● **GIVEN INSTRUCTION**
Search the material for the word "label" and report each line where it turns up.

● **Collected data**
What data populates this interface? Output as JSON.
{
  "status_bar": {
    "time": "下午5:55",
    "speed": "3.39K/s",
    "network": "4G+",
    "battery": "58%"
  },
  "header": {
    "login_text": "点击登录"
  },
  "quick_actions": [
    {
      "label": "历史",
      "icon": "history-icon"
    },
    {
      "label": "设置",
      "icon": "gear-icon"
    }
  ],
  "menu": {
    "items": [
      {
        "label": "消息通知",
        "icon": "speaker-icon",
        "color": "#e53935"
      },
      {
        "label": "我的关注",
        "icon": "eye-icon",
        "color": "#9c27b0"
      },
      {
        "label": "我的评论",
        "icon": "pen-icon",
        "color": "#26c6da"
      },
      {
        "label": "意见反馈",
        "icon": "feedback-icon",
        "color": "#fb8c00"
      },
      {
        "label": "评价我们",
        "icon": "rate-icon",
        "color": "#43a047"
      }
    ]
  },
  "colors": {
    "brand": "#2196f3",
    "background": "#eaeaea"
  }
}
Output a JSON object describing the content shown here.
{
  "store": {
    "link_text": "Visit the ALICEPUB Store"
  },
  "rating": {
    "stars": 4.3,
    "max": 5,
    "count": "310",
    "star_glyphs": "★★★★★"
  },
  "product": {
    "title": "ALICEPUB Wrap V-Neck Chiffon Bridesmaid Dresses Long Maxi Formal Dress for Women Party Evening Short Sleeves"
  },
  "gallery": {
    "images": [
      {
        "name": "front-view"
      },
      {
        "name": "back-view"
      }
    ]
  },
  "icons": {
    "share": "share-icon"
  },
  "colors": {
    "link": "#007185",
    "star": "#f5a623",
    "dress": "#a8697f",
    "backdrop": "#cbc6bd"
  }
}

● **THE RESPONSE**
      "label": "历史",
      "label": "设置",
        "label": "消息通知",
        "label": "我的关注",
        "label": "我的评论",
        "label": "意见反馈",
        "label": "评价我们",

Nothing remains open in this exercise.